= Information shown =
· · · · ·
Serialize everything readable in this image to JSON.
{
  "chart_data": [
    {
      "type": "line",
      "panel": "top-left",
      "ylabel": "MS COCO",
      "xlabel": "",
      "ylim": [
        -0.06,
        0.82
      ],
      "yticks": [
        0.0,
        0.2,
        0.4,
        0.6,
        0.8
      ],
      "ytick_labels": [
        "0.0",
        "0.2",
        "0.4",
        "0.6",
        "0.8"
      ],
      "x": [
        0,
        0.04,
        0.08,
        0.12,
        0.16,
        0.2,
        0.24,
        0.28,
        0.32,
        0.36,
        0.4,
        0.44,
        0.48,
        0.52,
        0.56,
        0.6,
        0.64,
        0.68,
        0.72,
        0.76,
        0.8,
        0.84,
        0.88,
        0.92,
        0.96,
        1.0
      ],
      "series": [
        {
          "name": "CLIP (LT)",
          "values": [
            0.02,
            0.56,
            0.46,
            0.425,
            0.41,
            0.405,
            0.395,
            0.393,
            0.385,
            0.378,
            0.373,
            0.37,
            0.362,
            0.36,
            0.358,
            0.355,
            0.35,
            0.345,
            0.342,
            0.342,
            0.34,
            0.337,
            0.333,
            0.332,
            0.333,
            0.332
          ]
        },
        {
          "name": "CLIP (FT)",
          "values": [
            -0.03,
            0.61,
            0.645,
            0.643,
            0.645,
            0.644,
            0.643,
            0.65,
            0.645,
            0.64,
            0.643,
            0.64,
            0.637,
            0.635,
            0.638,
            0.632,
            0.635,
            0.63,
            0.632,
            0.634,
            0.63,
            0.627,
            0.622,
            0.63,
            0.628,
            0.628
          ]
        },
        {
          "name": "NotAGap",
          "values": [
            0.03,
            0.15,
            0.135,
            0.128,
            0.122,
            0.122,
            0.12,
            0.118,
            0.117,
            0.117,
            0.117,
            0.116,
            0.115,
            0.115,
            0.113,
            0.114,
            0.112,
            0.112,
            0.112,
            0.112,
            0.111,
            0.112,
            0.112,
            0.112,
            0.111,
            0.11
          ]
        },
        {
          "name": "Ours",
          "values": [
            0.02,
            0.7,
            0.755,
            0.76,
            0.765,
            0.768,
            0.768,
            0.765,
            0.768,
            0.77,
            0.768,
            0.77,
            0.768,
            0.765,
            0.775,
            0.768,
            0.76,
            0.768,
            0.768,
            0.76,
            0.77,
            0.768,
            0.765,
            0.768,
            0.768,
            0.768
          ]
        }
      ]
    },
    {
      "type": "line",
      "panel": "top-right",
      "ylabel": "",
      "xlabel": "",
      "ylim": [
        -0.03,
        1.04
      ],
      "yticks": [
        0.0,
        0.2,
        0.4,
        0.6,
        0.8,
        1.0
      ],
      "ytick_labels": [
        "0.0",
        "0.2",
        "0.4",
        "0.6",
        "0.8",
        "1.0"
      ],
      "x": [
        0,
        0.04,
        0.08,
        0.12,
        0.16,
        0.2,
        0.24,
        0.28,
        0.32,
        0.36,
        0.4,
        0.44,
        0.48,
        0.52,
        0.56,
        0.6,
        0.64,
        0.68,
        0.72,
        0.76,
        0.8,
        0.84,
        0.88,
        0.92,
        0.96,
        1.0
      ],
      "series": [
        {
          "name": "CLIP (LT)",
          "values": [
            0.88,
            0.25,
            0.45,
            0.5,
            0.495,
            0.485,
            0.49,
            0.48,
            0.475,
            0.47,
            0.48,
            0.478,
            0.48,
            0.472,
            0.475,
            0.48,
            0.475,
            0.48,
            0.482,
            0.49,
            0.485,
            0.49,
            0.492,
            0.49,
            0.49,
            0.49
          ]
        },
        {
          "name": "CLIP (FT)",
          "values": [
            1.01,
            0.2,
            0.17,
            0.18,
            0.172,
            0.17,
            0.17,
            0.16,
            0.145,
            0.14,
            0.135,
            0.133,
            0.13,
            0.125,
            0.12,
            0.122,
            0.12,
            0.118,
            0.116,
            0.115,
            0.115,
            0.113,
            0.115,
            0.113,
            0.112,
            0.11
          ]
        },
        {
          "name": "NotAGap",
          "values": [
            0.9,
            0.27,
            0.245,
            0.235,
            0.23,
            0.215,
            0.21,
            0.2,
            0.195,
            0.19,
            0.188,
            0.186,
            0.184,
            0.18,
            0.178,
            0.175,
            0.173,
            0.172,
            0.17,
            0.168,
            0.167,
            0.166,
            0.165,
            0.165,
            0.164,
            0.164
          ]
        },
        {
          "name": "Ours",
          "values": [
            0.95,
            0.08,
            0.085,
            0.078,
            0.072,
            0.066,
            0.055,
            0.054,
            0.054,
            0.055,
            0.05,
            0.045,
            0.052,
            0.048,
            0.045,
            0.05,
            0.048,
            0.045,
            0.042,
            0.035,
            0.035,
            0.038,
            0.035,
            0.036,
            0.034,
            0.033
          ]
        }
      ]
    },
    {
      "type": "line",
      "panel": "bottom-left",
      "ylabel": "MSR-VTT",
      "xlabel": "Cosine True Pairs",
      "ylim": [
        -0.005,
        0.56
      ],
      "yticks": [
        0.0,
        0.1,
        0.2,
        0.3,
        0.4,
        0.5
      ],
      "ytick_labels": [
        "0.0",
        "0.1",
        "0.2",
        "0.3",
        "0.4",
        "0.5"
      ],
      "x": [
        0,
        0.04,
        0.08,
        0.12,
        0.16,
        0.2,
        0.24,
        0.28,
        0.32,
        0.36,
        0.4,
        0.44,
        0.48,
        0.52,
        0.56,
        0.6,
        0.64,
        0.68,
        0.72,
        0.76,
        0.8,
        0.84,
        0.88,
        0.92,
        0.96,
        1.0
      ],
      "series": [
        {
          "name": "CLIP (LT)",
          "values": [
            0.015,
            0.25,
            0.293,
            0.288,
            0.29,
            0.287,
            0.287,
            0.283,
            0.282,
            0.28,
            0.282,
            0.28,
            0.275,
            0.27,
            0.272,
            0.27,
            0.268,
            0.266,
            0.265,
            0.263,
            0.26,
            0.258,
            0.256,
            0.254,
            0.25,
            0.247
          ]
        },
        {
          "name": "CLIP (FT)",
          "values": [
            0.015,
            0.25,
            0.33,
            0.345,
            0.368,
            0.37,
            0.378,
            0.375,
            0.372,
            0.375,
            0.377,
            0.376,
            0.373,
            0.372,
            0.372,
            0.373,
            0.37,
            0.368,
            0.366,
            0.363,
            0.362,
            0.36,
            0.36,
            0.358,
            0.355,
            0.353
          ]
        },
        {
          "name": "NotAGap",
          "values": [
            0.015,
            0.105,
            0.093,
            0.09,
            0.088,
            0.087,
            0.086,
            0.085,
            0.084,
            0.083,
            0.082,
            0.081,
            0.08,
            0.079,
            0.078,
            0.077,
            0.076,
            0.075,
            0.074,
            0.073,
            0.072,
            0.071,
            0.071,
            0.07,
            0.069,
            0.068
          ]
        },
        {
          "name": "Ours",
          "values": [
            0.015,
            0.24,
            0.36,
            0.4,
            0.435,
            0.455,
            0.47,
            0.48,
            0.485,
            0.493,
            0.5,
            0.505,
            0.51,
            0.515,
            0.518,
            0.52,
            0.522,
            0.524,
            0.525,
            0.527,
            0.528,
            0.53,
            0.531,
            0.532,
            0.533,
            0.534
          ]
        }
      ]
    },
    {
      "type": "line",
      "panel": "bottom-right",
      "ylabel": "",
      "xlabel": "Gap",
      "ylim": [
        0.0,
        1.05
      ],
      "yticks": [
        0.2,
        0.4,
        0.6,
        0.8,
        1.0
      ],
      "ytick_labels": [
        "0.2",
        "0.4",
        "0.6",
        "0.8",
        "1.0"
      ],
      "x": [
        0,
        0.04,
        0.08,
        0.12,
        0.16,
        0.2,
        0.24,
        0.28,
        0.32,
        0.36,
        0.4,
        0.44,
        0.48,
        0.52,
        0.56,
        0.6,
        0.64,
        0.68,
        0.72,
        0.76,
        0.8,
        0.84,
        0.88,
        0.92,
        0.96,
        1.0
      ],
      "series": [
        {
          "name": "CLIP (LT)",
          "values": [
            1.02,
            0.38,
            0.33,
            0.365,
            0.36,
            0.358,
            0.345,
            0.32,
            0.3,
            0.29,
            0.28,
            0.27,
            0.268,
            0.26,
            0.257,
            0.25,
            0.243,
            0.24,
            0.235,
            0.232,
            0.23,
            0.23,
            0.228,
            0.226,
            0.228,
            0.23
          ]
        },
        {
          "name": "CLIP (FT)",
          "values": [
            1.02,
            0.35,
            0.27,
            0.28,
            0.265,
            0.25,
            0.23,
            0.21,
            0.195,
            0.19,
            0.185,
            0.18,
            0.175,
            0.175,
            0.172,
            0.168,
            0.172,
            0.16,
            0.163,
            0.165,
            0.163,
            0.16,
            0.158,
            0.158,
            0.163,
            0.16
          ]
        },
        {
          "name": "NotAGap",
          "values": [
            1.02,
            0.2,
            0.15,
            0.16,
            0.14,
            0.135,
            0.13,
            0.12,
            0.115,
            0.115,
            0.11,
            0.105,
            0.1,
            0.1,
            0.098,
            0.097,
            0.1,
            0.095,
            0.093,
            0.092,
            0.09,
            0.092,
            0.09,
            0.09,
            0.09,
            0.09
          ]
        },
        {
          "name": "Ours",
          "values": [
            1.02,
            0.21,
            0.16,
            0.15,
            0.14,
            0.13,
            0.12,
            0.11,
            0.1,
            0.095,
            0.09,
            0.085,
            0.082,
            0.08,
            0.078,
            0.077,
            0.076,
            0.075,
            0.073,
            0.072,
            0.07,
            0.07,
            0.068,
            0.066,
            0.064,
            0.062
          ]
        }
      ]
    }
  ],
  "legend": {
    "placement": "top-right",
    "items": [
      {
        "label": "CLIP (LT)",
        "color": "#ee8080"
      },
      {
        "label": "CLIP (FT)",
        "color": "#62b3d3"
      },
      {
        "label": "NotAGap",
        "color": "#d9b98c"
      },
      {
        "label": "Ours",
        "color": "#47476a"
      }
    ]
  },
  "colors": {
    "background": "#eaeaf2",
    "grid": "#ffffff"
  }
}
· · · · ·
= Objective =
Copy each line that holds the word "xlabel".

= Result of the task =
      "xlabel": "",
      "xlabel": "",
      "xlabel": "Cosine True Pairs",
      "xlabel": "Gap",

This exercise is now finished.